__WRITTEN REQUEST__: Copy the full set of lines exactly as given.
## start DATASET ENTRIES
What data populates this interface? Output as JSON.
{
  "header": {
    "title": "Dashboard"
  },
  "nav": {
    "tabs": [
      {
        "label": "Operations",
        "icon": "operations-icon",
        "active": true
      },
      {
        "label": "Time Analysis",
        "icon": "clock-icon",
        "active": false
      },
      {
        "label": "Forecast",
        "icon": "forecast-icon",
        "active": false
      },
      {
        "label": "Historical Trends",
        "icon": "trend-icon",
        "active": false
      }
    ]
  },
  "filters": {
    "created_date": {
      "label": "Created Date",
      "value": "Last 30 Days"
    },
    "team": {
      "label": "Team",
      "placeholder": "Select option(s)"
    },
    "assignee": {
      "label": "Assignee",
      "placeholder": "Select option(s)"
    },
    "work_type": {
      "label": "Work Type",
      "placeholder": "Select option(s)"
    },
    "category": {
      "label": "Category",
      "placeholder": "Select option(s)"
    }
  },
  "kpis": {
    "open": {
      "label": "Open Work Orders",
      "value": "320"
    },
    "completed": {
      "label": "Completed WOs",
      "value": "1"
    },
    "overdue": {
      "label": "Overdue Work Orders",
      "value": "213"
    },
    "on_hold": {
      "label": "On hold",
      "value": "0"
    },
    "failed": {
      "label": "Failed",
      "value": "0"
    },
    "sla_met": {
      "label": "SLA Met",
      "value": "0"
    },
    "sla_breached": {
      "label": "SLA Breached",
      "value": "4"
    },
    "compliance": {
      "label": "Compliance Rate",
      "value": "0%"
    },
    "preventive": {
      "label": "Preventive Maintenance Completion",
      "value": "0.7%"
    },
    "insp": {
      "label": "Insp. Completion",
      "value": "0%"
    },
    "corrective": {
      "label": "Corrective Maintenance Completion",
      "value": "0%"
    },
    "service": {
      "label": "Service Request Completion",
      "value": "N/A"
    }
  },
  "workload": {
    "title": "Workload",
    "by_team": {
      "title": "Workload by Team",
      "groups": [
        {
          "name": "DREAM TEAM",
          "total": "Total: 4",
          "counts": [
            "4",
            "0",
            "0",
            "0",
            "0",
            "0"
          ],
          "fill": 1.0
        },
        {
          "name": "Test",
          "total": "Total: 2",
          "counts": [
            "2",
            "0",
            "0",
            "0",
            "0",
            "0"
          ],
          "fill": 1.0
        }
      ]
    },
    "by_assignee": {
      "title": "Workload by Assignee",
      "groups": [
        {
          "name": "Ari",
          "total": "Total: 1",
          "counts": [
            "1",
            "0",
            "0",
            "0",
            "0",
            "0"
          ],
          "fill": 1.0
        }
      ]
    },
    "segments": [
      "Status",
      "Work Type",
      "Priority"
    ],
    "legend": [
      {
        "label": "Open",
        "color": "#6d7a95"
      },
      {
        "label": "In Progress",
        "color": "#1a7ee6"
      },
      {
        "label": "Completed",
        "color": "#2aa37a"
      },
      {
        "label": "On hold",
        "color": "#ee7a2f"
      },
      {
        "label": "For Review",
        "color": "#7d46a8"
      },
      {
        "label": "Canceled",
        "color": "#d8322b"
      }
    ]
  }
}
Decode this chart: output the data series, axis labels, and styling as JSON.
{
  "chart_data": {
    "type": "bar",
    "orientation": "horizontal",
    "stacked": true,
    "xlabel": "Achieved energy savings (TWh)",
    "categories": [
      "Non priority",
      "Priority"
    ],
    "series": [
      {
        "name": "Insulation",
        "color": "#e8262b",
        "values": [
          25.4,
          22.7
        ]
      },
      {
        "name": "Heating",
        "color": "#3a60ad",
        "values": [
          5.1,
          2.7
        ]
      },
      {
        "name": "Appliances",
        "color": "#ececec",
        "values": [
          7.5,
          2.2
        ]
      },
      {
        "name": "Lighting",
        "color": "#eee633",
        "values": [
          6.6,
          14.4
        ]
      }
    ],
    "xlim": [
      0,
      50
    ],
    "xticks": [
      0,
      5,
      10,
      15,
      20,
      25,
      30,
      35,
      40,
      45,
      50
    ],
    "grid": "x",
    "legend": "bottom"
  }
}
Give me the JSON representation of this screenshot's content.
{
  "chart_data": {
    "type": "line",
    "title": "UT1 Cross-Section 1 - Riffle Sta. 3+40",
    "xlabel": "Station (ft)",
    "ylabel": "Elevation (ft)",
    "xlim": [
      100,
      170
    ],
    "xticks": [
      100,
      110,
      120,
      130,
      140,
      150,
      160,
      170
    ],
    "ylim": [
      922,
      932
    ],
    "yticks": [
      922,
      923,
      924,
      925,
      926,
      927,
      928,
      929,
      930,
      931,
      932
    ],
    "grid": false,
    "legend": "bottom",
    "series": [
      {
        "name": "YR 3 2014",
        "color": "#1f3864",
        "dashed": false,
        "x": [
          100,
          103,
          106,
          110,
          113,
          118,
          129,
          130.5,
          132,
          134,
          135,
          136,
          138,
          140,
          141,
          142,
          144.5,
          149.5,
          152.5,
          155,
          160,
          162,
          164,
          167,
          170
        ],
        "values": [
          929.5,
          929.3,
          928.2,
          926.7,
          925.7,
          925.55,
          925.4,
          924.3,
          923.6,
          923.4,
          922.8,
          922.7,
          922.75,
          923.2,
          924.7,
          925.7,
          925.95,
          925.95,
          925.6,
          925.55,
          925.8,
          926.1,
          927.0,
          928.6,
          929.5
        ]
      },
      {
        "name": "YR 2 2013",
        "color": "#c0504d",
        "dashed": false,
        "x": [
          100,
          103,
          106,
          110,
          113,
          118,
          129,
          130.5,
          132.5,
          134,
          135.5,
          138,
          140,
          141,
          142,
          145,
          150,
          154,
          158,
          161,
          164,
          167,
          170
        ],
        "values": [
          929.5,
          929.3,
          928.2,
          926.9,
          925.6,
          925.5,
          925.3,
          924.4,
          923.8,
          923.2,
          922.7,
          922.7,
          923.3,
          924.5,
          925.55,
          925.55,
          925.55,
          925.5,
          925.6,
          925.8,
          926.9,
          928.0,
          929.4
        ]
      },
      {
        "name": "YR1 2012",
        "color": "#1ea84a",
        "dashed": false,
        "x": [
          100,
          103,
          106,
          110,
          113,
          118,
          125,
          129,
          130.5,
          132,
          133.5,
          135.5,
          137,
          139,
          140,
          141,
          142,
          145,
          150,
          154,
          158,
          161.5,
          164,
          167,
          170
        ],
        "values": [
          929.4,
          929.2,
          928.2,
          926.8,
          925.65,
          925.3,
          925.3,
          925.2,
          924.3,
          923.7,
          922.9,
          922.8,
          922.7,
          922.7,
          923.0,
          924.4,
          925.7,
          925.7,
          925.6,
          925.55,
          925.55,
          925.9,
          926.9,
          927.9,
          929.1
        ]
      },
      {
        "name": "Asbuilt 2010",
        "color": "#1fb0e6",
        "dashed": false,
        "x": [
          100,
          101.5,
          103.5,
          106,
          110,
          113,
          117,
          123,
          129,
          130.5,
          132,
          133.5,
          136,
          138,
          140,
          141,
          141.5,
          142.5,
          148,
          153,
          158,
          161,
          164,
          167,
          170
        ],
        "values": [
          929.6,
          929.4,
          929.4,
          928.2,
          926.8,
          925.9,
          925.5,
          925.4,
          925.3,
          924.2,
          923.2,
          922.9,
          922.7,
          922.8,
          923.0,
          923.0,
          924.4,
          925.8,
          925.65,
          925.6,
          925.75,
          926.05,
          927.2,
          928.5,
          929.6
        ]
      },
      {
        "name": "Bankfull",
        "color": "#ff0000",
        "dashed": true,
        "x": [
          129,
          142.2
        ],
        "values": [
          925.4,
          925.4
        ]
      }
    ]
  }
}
## end DATASET ENTRIES
__FINISHED ANSWER__:
What data populates this interface? Output as JSON.
{
  "header": {
    "title": "Dashboard"
  },
  "nav": {
    "tabs": [
      {
        "label": "Operations",
        "icon": "operations-icon",
        "active": true
      },
      {
        "label": "Time Analysis",
        "icon": "clock-icon",
        "active": false
      },
      {
        "label": "Forecast",
        "icon": "forecast-icon",
        "active": false
      },
      {
        "label": "Historical Trends",
        "icon": "trend-icon",
        "active": false
      }
    ]
  },
  "filters": {
    "created_date": {
      "label": "Created Date",
      "value": "Last 30 Days"
    },
    "team": {
      "label": "Team",
      "placeholder": "Select option(s)"
    },
    "assignee": {
      "label": "Assignee",
      "placeholder": "Select option(s)"
    },
    "work_type": {
      "label": "Work Type",
      "placeholder": "Select option(s)"
    },
    "category": {
      "label": "Category",
      "placeholder": "Select option(s)"
    }
  },
  "kpis": {
    "open": {
      "label": "Open Work Orders",
      "value": "320"
    },
    "completed": {
      "label": "Completed WOs",
      "value": "1"
    },
    "overdue": {
      "label": "Overdue Work Orders",
      "value": "213"
    },
    "on_hold": {
      "label": "On hold",
      "value": "0"
    },
    "failed": {
      "label": "Failed",
      "value": "0"
    },
    "sla_met": {
      "label": "SLA Met",
      "value": "0"
    },
    "sla_breached": {
      "label": "SLA Breached",
      "value": "4"
    },
    "compliance": {
      "label": "Compliance Rate",
      "value": "0%"
    },
    "preventive": {
      "label": "Preventive Maintenance Completion",
      "value": "0.7%"
    },
    "insp": {
      "label": "Insp. Completion",
      "value": "0%"
    },
    "corrective": {
      "label": "Corrective Maintenance Completion",
      "value": "0%"
    },
    "service": {
      "label": "Service Request Completion",
      "value": "N/A"
    }
  },
  "workload": {
    "title": "Workload",
    "by_team": {
      "title": "Workload by Team",
      "groups": [
        {
          "name": "DREAM TEAM",
          "total": "Total: 4",
          "counts": [
            "4",
            "0",
            "0",
            "0",
            "0",
            "0"
          ],
          "fill": 1.0
        },
        {
          "name": "Test",
          "total": "Total: 2",
          "counts": [
            "2",
            "0",
            "0",
            "0",
            "0",
            "0"
          ],
          "fill": 1.0
        }
      ]
    },
    "by_assignee": {
      "title": "Workload by Assignee",
      "groups": [
        {
          "name": "Ari",
          "total": "Total: 1",
          "counts": [
            "1",
            "0",
            "0",
            "0",
            "0",
            "0"
          ],
          "fill": 1.0
        }
      ]
    },
    "segments": [
      "Status",
      "Work Type",
      "Priority"
    ],
    "legend": [
      {
        "label": "Open",
        "color": "#6d7a95"
      },
      {
        "label": "In Progress",
        "color": "#1a7ee6"
      },
      {
        "label": "Completed",
        "color": "#2aa37a"
      },
      {
        "label": "On hold",
        "color": "#ee7a2f"
      },
      {
        "label": "For Review",
        "color": "#7d46a8"
      },
      {
        "label": "Canceled",
        "color": "#d8322b"
      }
    ]
  }
}
Decode this chart: output the data series, axis labels, and styling as JSON.
{
  "chart_data": {
    "type": "bar",
    "orientation": "horizontal",
    "stacked": true,
    "xlabel": "Achieved energy savings (TWh)",
    "categories": [
      "Non priority",
      "Priority"
    ],
    "series": [
      {
        "name": "Insulation",
        "color": "#e8262b",
        "values": [
          25.4,
          22.7
        ]
      },
      {
        "name": "Heating",
        "color": "#3a60ad",
        "values": [
          5.1,
          2.7
        ]
      },
      {
        "name": "Appliances",
        "color": "#ececec",
        "values": [
          7.5,
          2.2
        ]
      },
      {
        "name": "Lighting",
        "color": "#eee633",
        "values": [
          6.6,
          14.4
        ]
      }
    ],
    "xlim": [
      0,
      50
    ],
    "xticks": [
      0,
      5,
      10,
      15,
      20,
      25,
      30,
      35,
      40,
      45,
      50
    ],
    "grid": "x",
    "legend": "bottom"
  }
}
Give me the JSON representation of this screenshot's content.
{
  "chart_data": {
    "type": "line",
    "title": "UT1 Cross-Section 1 - Riffle Sta. 3+40",
    "xlabel": "Station (ft)",
    "ylabel": "Elevation (ft)",
    "xlim": [
      100,
      170
    ],
    "xticks": [
      100,
      110,
      120,
      130,
      140,
      150,
      160,
      170
    ],
    "ylim": [
      922,
      932
    ],
    "yticks": [
      922,
      923,
      924,
      925,
      926,
      927,
      928,
      929,
      930,
      931,
      932
    ],
    "grid": false,
    "legend": "bottom",
    "series": [
      {
        "name": "YR 3 2014",
        "color": "#1f3864",
        "dashed": false,
        "x": [
          100,
          103,
          106,
          110,
          113,
          118,
          129,
          130.5,
          132,
          134,
          135,
          136,
          138,
          140,
          141,
          142,
          144.5,
          149.5,
          152.5,
          155,
          160,
          162,
          164,
          167,
          170
        ],
        "values": [
          929.5,
          929.3,
          928.2,
          926.7,
          925.7,
          925.55,
          925.4,
          924.3,
          923.6,
          923.4,
          922.8,
          922.7,
          922.75,
          923.2,
          924.7,
          925.7,
          925.95,
          925.95,
          925.6,
          925.55,
          925.8,
          926.1,
          927.0,
          928.6,
          929.5
        ]
      },
      {
        "name": "YR 2 2013",
        "color": "#c0504d",
        "dashed": false,
        "x": [
          100,
          103,
          106,
          110,
          113,
          118,
          129,
          130.5,
          132.5,
          134,
          135.5,
          138,
          140,
          141,
          142,
          145,
          150,
          154,
          158,
          161,
          164,
          167,
          170
        ],
        "values": [
          929.5,
          929.3,
          928.2,
          926.9,
          925.6,
          925.5,
          925.3,
          924.4,
          923.8,
          923.2,
          922.7,
          922.7,
          923.3,
          924.5,
          925.55,
          925.55,
          925.55,
          925.5,
          925.6,
          925.8,
          926.9,
          928.0,
          929.4
        ]
      },
      {
        "name": "YR1 2012",
        "color": "#1ea84a",
        "dashed": false,
        "x": [
          100,
          103,
          106,
          110,
          113,
          118,
          125,
          129,
          130.5,
          132,
          133.5,
          135.5,
          137,
          139,
          140,
          141,
          142,
          145,
          150,
          154,
          158,
          161.5,
          164,
          167,
          170
        ],
        "values": [
          929.4,
          929.2,
          928.2,
          926.8,
          925.65,
          925.3,
          925.3,
          925.2,
          924.3,
          923.7,
          922.9,
          922.8,
          922.7,
          922.7,
          923.0,
          924.4,
          925.7,
          925.7,
          925.6,
          925.55,
          925.55,
          925.9,
          926.9,
          927.9,
          929.1
        ]
      },
      {
        "name": "Asbuilt 2010",
        "color": "#1fb0e6",
        "dashed": false,
        "x": [
          100,
          101.5,
          103.5,
          106,
          110,
          113,
          117,
          123,
          129,
          130.5,
          132,
          133.5,
          136,
          138,
          140,
          141,
          141.5,
          142.5,
          148,
          153,
          158,
          161,
          164,
          167,
          170
        ],
        "values": [
          929.6,
          929.4,
          929.4,
          928.2,
          926.8,
          925.9,
          925.5,
          925.4,
          925.3,
          924.2,
          923.2,
          922.9,
          922.7,
          922.8,
          923.0,
          923.0,
          924.4,
          925.8,
          925.65,
          925.6,
          925.75,
          926.05,
          927.2,
          928.5,
          929.6
        ]
      },
      {
        "name": "Bankfull",
        "color": "#ff0000",
        "dashed": true,
        "x": [
          129,
          142.2
        ],
        "values": [
          925.4,
          925.4
        ]
      }
    ]
  }
}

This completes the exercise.